===== Passage shown =====
Microsoft to launch cloud gaming service on Xbox consoles


Microsoft’s Xbox Series S (L) and Xbox Series X consoles.

Phil Barker | Future Publishing | Future via Getty Images

Microsoft is bringing its cloud gaming service to Xbox consoles later this year.

The company announced Tuesday that Xbox Cloud Gaming, which lets players stream games rather than having to install them onto a device, would arrive on its new Xbox Series X and Xbox Series S consoles as well as older Xbox One machines this holiday.

American tech giants like Microsoft, Google and Amazon are betting on a future of video games beyond consoles, where subscription services and software will play a much greater role.

Though Microsoft is still investing heavily in Xbox hardware, it’s also putting a great deal of focus into Xbox Game Pass, a subscription service that gives players access to a library of over 100 titles for about $15 a month.

Cloud gaming, where games are hosted on remote servers and streamed to users over the internet, is a big part of Microsoft’s strategy. The aim is to attract gamers to the Microsoft ecosystem through a range of different devices.
===== Dataset records =====
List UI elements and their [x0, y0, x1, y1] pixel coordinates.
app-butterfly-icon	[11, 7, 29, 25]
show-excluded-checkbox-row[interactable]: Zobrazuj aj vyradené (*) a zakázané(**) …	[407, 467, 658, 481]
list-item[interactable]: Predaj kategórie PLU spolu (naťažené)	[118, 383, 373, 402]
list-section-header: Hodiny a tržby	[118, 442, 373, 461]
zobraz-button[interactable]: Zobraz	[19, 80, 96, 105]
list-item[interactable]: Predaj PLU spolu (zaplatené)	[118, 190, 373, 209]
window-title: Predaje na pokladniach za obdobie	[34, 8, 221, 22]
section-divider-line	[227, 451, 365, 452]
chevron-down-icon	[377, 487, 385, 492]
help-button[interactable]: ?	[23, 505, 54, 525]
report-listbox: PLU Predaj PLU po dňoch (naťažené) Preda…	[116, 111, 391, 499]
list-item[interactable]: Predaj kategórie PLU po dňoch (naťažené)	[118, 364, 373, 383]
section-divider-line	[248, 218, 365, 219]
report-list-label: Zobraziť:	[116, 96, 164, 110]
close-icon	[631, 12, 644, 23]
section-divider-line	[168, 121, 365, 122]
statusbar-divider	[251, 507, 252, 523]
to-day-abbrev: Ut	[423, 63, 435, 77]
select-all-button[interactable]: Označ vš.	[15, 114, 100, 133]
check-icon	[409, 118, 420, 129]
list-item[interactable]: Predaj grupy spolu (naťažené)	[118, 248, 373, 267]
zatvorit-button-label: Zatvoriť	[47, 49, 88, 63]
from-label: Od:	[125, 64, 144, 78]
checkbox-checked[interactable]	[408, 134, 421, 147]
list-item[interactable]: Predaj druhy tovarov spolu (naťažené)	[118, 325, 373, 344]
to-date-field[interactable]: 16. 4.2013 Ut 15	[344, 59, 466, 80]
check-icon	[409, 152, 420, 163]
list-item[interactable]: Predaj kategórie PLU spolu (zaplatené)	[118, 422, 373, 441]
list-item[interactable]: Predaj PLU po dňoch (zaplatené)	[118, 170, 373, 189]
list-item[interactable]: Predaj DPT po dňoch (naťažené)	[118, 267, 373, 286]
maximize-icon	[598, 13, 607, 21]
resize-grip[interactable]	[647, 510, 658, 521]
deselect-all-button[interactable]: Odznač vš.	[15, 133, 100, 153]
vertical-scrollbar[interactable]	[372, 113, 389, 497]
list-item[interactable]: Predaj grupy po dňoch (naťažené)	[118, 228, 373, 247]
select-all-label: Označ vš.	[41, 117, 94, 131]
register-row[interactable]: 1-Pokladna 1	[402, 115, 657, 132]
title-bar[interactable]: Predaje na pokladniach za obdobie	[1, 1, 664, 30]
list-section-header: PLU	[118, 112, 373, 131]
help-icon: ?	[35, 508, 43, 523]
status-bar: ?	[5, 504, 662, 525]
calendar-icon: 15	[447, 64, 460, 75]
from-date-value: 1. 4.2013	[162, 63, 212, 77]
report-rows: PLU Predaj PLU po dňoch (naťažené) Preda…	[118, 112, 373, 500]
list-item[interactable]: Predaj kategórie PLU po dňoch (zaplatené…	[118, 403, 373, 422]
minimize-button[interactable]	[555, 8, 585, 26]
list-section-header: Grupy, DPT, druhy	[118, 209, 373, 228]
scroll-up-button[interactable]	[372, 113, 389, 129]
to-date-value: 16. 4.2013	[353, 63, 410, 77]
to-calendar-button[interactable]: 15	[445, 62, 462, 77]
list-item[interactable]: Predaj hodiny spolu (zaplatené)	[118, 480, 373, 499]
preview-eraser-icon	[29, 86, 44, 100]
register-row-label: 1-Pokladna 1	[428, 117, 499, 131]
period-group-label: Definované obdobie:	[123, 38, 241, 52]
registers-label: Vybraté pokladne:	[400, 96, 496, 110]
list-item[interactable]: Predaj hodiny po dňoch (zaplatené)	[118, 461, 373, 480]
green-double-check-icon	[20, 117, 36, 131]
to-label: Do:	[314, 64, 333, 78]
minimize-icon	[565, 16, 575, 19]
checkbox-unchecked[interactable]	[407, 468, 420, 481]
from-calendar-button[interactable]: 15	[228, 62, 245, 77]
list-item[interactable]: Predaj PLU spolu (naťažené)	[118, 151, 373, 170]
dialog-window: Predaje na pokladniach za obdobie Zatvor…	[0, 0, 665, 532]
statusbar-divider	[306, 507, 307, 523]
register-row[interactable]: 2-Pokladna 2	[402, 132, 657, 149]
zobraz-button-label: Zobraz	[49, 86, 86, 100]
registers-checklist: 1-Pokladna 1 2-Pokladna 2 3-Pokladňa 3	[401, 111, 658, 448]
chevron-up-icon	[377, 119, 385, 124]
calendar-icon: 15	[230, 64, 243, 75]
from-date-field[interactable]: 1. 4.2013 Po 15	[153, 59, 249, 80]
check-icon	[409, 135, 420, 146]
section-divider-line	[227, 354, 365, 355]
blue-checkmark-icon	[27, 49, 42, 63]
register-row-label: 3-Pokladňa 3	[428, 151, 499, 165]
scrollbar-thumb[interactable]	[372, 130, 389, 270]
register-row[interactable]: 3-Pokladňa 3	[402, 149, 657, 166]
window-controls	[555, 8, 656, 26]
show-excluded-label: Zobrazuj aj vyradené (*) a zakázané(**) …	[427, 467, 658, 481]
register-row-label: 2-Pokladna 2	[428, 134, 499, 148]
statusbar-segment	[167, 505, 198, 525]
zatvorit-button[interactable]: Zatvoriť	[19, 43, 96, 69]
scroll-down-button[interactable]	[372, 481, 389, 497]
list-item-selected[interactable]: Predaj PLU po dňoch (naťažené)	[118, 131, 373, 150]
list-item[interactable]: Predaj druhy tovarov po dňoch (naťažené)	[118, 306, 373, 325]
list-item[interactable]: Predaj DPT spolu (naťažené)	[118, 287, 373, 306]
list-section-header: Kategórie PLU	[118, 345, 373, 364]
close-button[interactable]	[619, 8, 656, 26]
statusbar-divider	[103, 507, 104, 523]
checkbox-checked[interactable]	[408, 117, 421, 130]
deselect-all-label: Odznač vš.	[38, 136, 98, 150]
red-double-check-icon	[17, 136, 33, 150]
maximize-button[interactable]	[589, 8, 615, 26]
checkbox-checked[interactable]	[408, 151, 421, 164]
=====
# [Aim of the exercise]
Write the next part of the news article about Microsoft bringing its cloud gaming service to Xbox consoles, starting right after its final sentence.

# [Answer to this problem]
Currently, Xbox Cloud Gaming is only available on mobile devices and PCs. Now, Microsoft plans to bring it to consoles. It also has a plan to launch cloud gaming on TVs through partnerships with manufacturers and its own dedicated streaming dongles.

Microsoft unveiled the release window for cloud gaming on consoles at the Gamescom video game trade fair. The event normally takes place in Cologne, Germany but has gone online-only this year due to the coronavirus pandemic.

Japanese rival Sony is also betting on services through its PlayStation Plus subscription offering, which gives gamers access to online multiplayer and select free games every month.

But the company is mainly touting its blockbuster exclusive games in a bid to lure consumers. Hit franchises like The Last of Us and God of War, for example, can only be found on PlayStation platforms.

Microsoft has been spending more aggressively on exclusive content lately, however. The firm last year acquired Bethesda, the iconic video game publisher behind franchises like The Elder Scrolls and Fallout, for $7.5 billion.

Video games had a boom year in 2020, as people turned to home entertainment during Covid lockdowns. It’s now an $180 billion industry, according to market researchers IDC. As various countries unwind their pandemic restrictions, it remains to be seen whether the momentum can continue.